TASK DIRECTIONS: All records must be quoted exactly. Omit the pictures.
____ DATA FOR PROCESSING
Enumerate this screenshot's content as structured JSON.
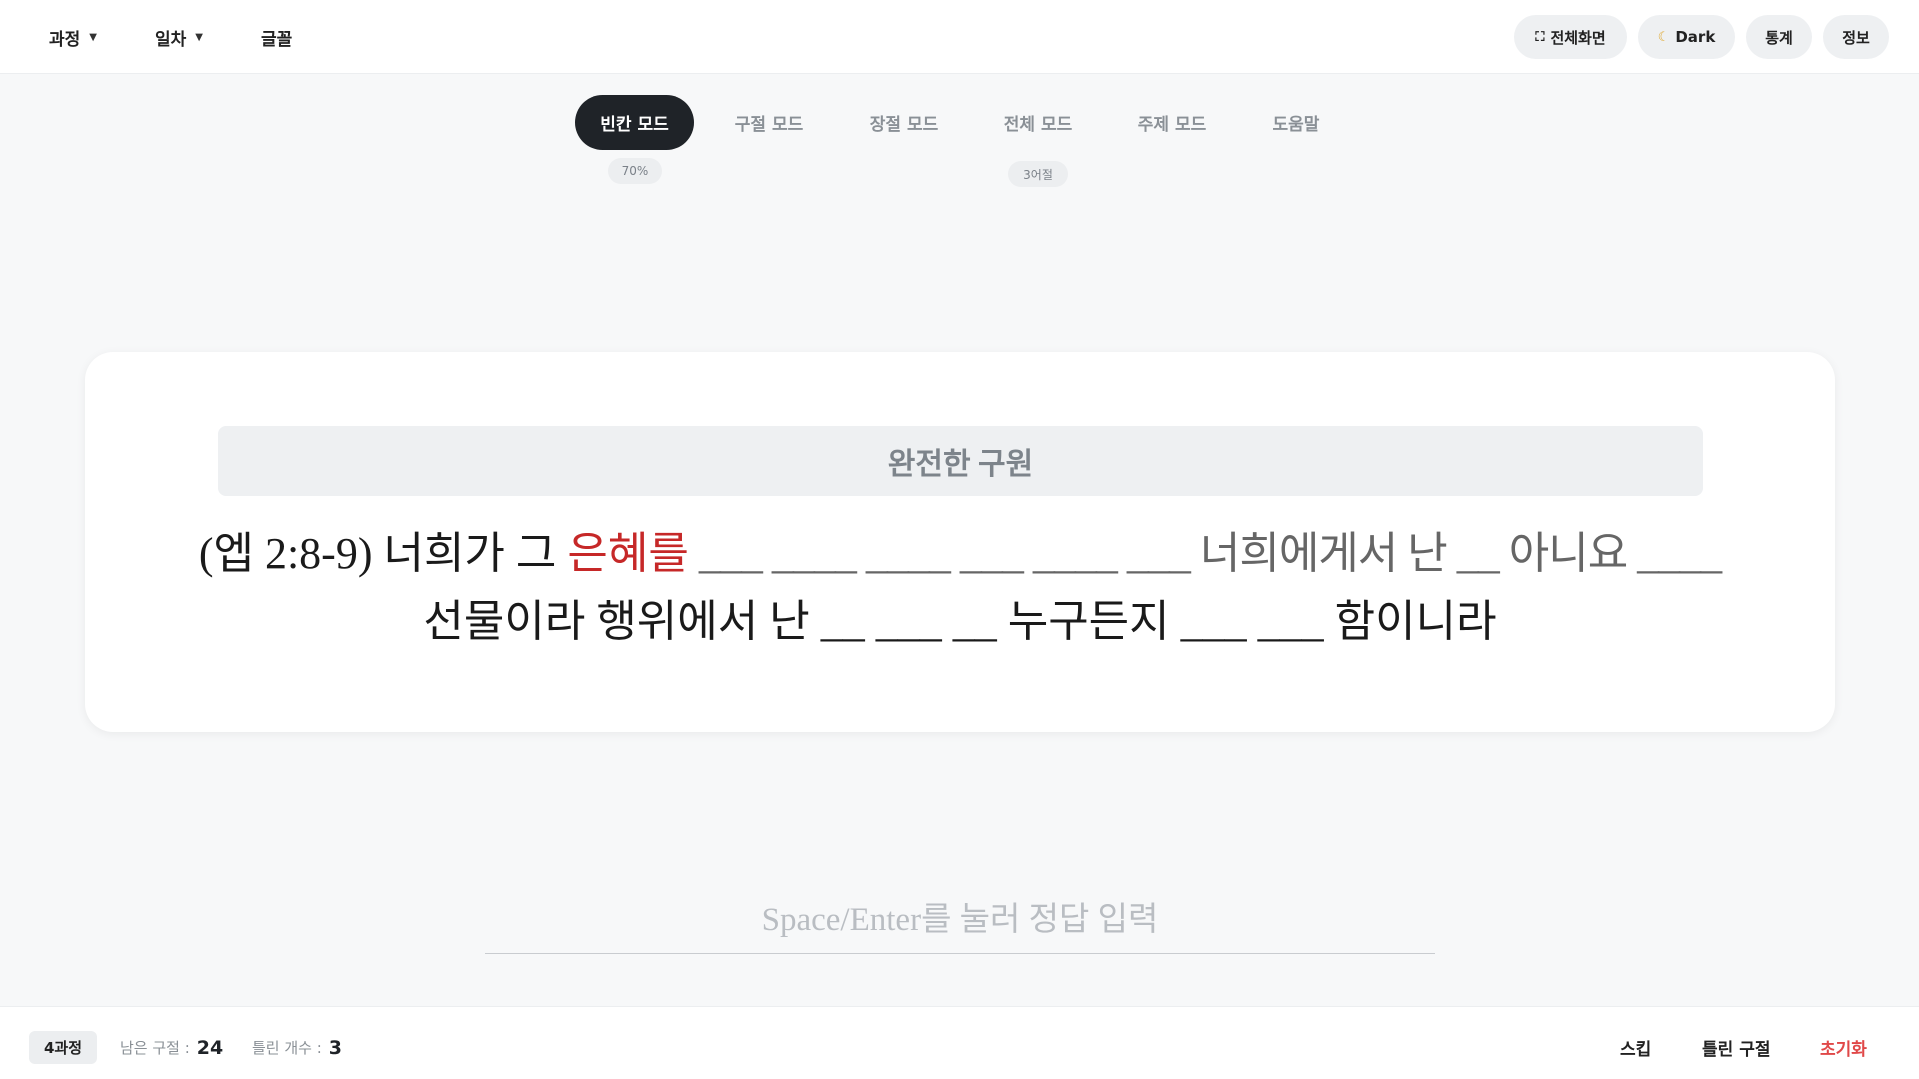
{
  "topbar": {
    "course_label": "과정",
    "day_label": "일차",
    "font_label": "글꼴",
    "fullscreen_label": "전체화면",
    "dark_label": "Dark",
    "stats_label": "통계",
    "info_label": "정보"
  },
  "modes": {
    "tabs": [
      "빈칸 모드",
      "구절 모드",
      "장절 모드",
      "전체 모드",
      "주제 모드",
      "도움말"
    ],
    "active": "빈칸 모드",
    "blank_badge": "70%",
    "all_badge": "3어절"
  },
  "card": {
    "topic": "완전한 구원",
    "verse_line1_pre": "(엡 2:8-9) 너희가 그 ",
    "verse_highlight": "은혜를",
    "verse_line1_post": " ___ ____ ____ ___ ____ ___ 너희에게서 난 __ 아니요 ____",
    "verse_line2": "선물이라 행위에서 난 __ ___ __ 누구든지 ___ ___ 함이니라"
  },
  "answer": {
    "placeholder": "Space/Enter를 눌러 정답 입력",
    "value": ""
  },
  "footer": {
    "course_tag": "4과정",
    "remaining_label": "남은 구절 :",
    "remaining_value": "24",
    "wrong_label": "틀린 개수 :",
    "wrong_value": "3",
    "skip_label": "스킵",
    "wrong_verses_label": "틀린 구절",
    "reset_label": "초기화"
  },
  "colors": {
    "accent_dark": "#1f2328",
    "highlight_red": "#c62828",
    "reset_red": "#e04848",
    "background": "#f7f8f9"
  },
  "icons": {
    "fullscreen": "fullscreen-icon",
    "dark": "moon-icon",
    "dropdown": "caret-down-icon"
  }
}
________
TASK OUTPUT:
Enumerate this screenshot's content as structured JSON.
{
  "topbar": {
    "course_label": "과정",
    "day_label": "일차",
    "font_label": "글꼴",
    "fullscreen_label": "전체화면",
    "dark_label": "Dark",
    "stats_label": "통계",
    "info_label": "정보"
  },
  "modes": {
    "tabs": [
      "빈칸 모드",
      "구절 모드",
      "장절 모드",
      "전체 모드",
      "주제 모드",
      "도움말"
    ],
    "active": "빈칸 모드",
    "blank_badge": "70%",
    "all_badge": "3어절"
  },
  "card": {
    "topic": "완전한 구원",
    "verse_line1_pre": "(엡 2:8-9) 너희가 그 ",
    "verse_highlight": "은혜를",
    "verse_line1_post": " ___ ____ ____ ___ ____ ___ 너희에게서 난 __ 아니요 ____",
    "verse_line2": "선물이라 행위에서 난 __ ___ __ 누구든지 ___ ___ 함이니라"
  },
  "answer": {
    "placeholder": "Space/Enter를 눌러 정답 입력",
    "value": ""
  },
  "footer": {
    "course_tag": "4과정",
    "remaining_label": "남은 구절 :",
    "remaining_value": "24",
    "wrong_label": "틀린 개수 :",
    "wrong_value": "3",
    "skip_label": "스킵",
    "wrong_verses_label": "틀린 구절",
    "reset_label": "초기화"
  },
  "colors": {
    "accent_dark": "#1f2328",
    "highlight_red": "#c62828",
    "reset_red": "#e04848",
    "background": "#f7f8f9"
  },
  "icons": {
    "fullscreen": "fullscreen-icon",
    "dark": "moon-icon",
    "dropdown": "caret-down-icon"
  }
}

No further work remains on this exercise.